▸ **To be done**: In the listing below, locate the lines that hold the string "winds". Copy those lines.

**** Records supplied

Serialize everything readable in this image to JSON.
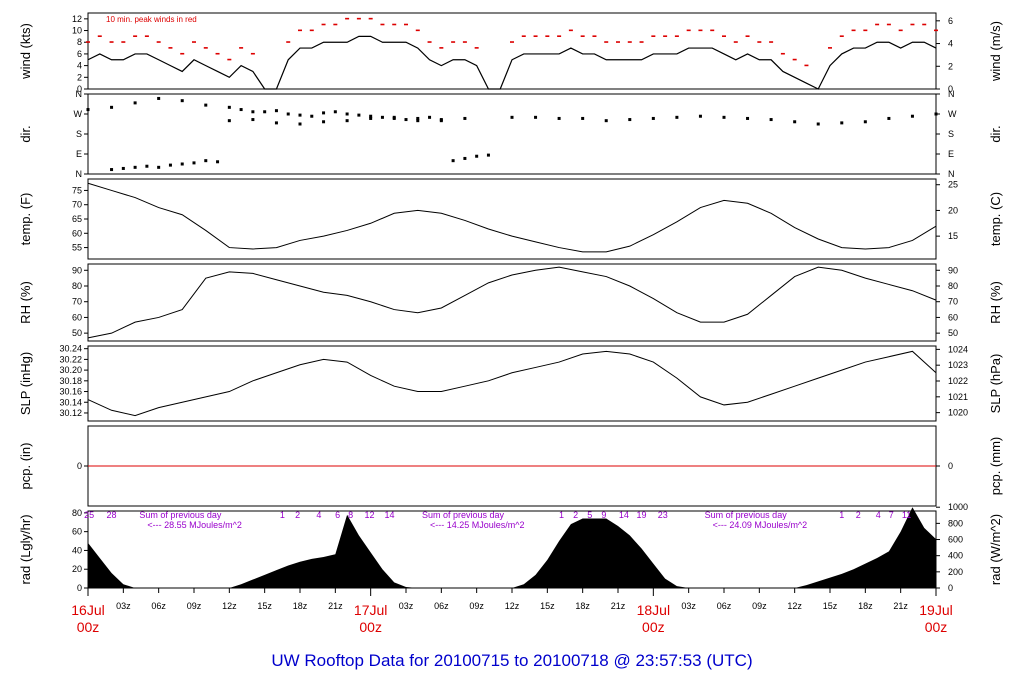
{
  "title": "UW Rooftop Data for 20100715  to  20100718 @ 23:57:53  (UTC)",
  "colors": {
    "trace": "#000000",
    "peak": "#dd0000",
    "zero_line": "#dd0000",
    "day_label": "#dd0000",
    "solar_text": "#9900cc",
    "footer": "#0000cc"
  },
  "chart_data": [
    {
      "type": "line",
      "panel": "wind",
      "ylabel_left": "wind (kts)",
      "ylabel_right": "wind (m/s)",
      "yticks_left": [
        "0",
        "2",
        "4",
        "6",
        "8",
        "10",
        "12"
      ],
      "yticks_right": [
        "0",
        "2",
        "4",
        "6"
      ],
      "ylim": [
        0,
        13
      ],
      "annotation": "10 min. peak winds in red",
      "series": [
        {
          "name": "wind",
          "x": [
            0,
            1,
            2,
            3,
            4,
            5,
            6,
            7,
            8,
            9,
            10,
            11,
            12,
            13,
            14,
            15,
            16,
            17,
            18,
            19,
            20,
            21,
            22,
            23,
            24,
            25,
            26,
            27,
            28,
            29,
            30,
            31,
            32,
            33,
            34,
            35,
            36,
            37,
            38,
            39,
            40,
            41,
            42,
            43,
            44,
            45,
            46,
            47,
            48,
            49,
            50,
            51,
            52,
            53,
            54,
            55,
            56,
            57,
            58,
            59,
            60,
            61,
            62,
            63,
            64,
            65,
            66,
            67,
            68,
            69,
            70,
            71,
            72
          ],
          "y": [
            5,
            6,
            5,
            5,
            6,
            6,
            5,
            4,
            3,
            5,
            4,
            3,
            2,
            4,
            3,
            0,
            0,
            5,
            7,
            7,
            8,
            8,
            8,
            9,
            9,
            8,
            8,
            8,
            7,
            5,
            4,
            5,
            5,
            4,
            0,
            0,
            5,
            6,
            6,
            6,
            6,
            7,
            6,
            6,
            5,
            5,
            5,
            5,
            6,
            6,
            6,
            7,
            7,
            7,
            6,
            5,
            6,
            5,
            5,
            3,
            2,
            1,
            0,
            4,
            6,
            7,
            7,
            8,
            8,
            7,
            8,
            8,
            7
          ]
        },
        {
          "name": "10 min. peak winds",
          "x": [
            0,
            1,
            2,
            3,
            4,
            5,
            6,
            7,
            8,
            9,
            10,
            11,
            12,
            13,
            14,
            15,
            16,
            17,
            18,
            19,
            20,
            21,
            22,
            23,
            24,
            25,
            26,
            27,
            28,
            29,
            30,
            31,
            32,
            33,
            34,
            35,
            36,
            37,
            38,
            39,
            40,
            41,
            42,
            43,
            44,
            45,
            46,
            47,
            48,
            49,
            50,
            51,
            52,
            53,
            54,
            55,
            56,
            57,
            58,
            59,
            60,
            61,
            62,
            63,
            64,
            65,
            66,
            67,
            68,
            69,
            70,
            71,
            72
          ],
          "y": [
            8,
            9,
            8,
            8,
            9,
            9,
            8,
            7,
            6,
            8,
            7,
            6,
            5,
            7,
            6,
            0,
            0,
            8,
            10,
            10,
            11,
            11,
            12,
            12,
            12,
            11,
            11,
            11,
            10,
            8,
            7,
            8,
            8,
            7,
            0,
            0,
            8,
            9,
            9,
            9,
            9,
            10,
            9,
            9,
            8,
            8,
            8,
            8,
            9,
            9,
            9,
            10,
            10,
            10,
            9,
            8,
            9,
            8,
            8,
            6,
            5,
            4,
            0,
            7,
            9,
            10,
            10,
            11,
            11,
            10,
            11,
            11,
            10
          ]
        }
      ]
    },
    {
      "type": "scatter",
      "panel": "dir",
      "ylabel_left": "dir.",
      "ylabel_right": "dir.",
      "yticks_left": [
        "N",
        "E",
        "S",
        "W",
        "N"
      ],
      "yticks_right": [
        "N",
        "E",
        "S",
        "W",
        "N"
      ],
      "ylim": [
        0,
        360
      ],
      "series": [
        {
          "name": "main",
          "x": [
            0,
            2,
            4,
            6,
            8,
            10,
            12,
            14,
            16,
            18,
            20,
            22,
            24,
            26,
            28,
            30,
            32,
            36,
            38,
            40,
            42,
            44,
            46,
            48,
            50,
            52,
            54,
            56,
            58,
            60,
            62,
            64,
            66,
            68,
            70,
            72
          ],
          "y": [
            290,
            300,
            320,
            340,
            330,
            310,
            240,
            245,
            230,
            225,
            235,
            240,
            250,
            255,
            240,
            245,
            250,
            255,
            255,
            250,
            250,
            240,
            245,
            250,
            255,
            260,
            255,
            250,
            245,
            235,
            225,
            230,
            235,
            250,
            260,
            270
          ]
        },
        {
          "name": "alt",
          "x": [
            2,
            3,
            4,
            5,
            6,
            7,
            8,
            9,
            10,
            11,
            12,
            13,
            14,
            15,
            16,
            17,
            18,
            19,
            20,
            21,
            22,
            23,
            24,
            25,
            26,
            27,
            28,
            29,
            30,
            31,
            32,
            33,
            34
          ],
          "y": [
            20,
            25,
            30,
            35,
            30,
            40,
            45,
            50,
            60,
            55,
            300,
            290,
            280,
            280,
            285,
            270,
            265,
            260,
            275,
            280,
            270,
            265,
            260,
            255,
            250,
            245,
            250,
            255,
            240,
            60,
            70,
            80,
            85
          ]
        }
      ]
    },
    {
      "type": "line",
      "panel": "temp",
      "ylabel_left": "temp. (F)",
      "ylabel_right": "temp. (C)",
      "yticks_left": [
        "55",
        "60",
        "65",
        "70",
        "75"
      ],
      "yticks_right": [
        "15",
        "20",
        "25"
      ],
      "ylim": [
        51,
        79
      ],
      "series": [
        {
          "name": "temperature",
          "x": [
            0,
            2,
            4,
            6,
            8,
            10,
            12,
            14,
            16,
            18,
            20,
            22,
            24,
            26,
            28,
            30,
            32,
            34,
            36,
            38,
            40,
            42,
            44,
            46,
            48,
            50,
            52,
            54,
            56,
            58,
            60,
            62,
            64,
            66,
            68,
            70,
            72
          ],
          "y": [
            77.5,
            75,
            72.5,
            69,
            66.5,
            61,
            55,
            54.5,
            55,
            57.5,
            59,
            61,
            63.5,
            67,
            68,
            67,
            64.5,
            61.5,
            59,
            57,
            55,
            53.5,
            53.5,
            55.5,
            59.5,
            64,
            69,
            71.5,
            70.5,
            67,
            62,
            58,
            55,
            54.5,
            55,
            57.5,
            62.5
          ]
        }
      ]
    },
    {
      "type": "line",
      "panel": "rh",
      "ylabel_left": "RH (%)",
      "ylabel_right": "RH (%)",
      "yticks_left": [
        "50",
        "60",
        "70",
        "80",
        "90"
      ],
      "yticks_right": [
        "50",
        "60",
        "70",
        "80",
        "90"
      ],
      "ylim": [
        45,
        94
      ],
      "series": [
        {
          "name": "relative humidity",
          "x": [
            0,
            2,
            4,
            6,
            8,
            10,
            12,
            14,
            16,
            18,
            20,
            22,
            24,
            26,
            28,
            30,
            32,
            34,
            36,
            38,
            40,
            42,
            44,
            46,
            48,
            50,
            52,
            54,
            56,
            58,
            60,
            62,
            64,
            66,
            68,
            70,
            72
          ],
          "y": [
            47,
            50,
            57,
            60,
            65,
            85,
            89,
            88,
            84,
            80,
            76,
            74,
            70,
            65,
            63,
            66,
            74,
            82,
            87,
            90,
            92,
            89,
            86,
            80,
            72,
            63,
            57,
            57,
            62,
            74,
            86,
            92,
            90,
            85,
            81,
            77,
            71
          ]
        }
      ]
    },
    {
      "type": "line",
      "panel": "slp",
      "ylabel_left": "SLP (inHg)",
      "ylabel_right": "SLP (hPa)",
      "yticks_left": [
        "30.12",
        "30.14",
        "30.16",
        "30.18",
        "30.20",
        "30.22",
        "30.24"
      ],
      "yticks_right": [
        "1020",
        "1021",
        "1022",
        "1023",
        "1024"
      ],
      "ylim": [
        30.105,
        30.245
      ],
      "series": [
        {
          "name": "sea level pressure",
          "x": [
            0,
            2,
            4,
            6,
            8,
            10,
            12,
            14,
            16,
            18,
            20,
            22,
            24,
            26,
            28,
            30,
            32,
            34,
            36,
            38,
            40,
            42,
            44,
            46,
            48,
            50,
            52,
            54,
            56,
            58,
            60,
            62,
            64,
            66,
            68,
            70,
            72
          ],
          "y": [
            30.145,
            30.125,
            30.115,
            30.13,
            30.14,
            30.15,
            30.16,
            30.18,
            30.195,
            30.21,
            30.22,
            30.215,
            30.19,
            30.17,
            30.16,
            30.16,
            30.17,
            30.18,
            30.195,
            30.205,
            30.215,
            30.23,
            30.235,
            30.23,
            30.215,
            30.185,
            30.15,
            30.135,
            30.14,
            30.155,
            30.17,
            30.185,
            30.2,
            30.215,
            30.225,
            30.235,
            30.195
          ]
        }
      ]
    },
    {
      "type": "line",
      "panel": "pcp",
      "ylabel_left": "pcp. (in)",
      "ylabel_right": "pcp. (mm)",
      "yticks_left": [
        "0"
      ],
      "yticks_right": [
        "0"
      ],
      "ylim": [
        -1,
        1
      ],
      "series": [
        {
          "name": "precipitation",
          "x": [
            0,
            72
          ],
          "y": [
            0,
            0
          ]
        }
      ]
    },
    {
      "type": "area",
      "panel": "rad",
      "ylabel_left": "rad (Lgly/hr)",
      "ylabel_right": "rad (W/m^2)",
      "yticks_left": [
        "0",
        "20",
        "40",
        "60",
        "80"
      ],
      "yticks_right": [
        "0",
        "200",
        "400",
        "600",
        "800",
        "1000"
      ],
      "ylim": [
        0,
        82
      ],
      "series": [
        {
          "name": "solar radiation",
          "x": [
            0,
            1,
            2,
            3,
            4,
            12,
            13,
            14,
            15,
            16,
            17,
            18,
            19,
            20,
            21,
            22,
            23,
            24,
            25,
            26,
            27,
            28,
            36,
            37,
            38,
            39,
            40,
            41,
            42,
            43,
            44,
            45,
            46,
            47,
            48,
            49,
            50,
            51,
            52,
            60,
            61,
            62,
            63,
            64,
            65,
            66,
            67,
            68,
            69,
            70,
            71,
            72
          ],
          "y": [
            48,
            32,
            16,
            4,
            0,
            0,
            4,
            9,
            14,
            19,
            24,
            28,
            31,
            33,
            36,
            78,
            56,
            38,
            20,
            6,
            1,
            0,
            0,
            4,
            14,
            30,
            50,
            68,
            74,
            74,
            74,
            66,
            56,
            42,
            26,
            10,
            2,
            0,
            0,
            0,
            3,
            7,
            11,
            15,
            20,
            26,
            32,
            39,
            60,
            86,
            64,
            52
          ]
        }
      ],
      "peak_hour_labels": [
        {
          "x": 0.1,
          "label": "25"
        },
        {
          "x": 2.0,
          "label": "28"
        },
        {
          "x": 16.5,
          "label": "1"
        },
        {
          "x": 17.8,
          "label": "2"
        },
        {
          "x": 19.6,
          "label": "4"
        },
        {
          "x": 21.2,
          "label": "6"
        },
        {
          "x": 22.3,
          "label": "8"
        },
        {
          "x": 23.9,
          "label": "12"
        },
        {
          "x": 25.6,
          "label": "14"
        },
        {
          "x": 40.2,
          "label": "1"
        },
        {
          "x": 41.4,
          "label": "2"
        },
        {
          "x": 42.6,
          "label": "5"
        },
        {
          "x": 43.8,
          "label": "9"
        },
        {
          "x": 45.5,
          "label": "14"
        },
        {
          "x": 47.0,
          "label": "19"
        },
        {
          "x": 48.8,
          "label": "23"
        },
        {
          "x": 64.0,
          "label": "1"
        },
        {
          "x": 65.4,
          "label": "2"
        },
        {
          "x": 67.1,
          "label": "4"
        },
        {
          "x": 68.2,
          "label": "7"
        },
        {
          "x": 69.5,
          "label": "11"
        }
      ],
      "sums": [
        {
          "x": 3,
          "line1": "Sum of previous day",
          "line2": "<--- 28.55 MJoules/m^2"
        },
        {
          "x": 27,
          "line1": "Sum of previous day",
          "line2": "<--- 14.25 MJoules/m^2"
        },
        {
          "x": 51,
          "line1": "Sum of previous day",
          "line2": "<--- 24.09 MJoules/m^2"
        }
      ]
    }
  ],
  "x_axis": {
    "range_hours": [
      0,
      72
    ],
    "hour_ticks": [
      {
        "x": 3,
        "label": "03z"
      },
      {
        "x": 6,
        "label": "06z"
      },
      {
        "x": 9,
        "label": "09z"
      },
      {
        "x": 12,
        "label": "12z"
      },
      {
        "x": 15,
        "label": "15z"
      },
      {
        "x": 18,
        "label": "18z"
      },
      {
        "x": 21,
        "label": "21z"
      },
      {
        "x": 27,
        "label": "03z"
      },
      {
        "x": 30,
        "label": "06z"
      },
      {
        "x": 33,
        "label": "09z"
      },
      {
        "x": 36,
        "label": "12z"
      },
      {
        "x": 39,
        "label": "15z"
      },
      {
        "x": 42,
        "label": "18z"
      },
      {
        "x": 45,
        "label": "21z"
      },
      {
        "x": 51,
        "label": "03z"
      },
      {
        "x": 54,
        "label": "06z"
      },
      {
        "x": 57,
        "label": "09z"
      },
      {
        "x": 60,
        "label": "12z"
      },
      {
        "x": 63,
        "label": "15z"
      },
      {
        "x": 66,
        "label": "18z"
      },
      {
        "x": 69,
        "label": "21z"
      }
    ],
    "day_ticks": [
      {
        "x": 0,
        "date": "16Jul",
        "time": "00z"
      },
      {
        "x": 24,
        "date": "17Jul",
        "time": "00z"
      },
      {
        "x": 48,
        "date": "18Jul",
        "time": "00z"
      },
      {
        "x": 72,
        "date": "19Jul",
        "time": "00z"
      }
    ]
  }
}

********

▸ **Exercise response**:
      "annotation": "10 min. peak winds in red",
          "name": "10 min. peak winds",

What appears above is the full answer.